Please give the data again exactly, with no line dropped.

- - -

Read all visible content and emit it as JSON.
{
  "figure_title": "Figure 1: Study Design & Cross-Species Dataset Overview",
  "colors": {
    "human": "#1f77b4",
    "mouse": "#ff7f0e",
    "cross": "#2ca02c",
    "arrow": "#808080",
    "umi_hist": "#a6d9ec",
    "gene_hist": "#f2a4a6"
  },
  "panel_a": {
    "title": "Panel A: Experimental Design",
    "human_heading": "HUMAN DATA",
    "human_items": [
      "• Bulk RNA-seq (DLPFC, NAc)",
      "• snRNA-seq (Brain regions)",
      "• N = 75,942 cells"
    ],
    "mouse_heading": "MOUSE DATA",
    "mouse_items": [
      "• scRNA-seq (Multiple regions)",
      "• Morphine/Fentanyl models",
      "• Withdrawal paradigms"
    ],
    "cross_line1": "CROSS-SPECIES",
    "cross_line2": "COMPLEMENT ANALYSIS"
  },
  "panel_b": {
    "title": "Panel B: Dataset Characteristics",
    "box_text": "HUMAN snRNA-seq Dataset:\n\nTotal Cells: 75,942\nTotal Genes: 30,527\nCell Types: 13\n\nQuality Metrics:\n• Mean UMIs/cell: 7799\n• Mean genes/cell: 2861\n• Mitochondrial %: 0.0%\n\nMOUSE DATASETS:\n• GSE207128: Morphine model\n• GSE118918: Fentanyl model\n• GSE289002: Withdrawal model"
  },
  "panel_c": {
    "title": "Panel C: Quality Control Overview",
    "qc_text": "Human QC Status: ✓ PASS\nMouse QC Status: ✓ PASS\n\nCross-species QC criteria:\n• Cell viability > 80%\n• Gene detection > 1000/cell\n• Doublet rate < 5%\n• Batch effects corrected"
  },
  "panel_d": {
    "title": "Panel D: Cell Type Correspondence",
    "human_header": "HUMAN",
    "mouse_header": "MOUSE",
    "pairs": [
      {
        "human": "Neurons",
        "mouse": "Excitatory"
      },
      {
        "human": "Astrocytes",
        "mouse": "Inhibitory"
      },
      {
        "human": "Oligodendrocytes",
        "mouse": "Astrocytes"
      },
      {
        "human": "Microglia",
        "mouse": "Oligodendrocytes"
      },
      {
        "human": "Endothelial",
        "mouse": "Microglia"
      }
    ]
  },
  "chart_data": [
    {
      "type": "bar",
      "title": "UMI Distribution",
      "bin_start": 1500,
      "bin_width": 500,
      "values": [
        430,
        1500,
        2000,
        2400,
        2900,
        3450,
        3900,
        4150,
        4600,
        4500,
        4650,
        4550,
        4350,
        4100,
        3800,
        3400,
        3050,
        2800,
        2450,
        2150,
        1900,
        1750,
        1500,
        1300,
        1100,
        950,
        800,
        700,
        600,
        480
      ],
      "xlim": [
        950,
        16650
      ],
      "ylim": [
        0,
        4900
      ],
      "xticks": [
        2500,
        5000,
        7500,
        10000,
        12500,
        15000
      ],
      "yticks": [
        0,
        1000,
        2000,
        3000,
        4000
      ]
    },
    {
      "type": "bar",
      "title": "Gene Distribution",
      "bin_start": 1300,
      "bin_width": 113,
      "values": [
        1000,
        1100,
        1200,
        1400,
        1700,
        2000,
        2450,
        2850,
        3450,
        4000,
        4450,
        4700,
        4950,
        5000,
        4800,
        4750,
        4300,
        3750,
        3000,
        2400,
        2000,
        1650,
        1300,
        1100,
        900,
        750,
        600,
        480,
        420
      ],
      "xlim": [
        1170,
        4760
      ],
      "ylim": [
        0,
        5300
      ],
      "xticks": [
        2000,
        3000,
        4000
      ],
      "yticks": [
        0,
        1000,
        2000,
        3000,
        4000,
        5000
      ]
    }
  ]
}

- - -

- _Your solution_
Read all visible content and emit it as JSON.
{
  "figure_title": "Figure 1: Study Design & Cross-Species Dataset Overview",
  "colors": {
    "human": "#1f77b4",
    "mouse": "#ff7f0e",
    "cross": "#2ca02c",
    "arrow": "#808080",
    "umi_hist": "#a6d9ec",
    "gene_hist": "#f2a4a6"
  },
  "panel_a": {
    "title": "Panel A: Experimental Design",
    "human_heading": "HUMAN DATA",
    "human_items": [
      "• Bulk RNA-seq (DLPFC, NAc)",
      "• snRNA-seq (Brain regions)",
      "• N = 75,942 cells"
    ],
    "mouse_heading": "MOUSE DATA",
    "mouse_items": [
      "• scRNA-seq (Multiple regions)",
      "• Morphine/Fentanyl models",
      "• Withdrawal paradigms"
    ],
    "cross_line1": "CROSS-SPECIES",
    "cross_line2": "COMPLEMENT ANALYSIS"
  },
  "panel_b": {
    "title": "Panel B: Dataset Characteristics",
    "box_text": "HUMAN snRNA-seq Dataset:\n\nTotal Cells: 75,942\nTotal Genes: 30,527\nCell Types: 13\n\nQuality Metrics:\n• Mean UMIs/cell: 7799\n• Mean genes/cell: 2861\n• Mitochondrial %: 0.0%\n\nMOUSE DATASETS:\n• GSE207128: Morphine model\n• GSE118918: Fentanyl model\n• GSE289002: Withdrawal model"
  },
  "panel_c": {
    "title": "Panel C: Quality Control Overview",
    "qc_text": "Human QC Status: ✓ PASS\nMouse QC Status: ✓ PASS\n\nCross-species QC criteria:\n• Cell viability > 80%\n• Gene detection > 1000/cell\n• Doublet rate < 5%\n• Batch effects corrected"
  },
  "panel_d": {
    "title": "Panel D: Cell Type Correspondence",
    "human_header": "HUMAN",
    "mouse_header": "MOUSE",
    "pairs": [
      {
        "human": "Neurons",
        "mouse": "Excitatory"
      },
      {
        "human": "Astrocytes",
        "mouse": "Inhibitory"
      },
      {
        "human": "Oligodendrocytes",
        "mouse": "Astrocytes"
      },
      {
        "human": "Microglia",
        "mouse": "Oligodendrocytes"
      },
      {
        "human": "Endothelial",
        "mouse": "Microglia"
      }
    ]
  },
  "chart_data": [
    {
      "type": "bar",
      "title": "UMI Distribution",
      "bin_start": 1500,
      "bin_width": 500,
      "values": [
        430,
        1500,
        2000,
        2400,
        2900,
        3450,
        3900,
        4150,
        4600,
        4500,
        4650,
        4550,
        4350,
        4100,
        3800,
        3400,
        3050,
        2800,
        2450,
        2150,
        1900,
        1750,
        1500,
        1300,
        1100,
        950,
        800,
        700,
        600,
        480
      ],
      "xlim": [
        950,
        16650
      ],
      "ylim": [
        0,
        4900
      ],
      "xticks": [
        2500,
        5000,
        7500,
        10000,
        12500,
        15000
      ],
      "yticks": [
        0,
        1000,
        2000,
        3000,
        4000
      ]
    },
    {
      "type": "bar",
      "title": "Gene Distribution",
      "bin_start": 1300,
      "bin_width": 113,
      "values": [
        1000,
        1100,
        1200,
        1400,
        1700,
        2000,
        2450,
        2850,
        3450,
        4000,
        4450,
        4700,
        4950,
        5000,
        4800,
        4750,
        4300,
        3750,
        3000,
        2400,
        2000,
        1650,
        1300,
        1100,
        900,
        750,
        600,
        480,
        420
      ],
      "xlim": [
        1170,
        4760
      ],
      "ylim": [
        0,
        5300
      ],
      "xticks": [
        2000,
        3000,
        4000
      ],
      "yticks": [
        0,
        1000,
        2000,
        3000,
        4000,
        5000
      ]
    }
  ]
}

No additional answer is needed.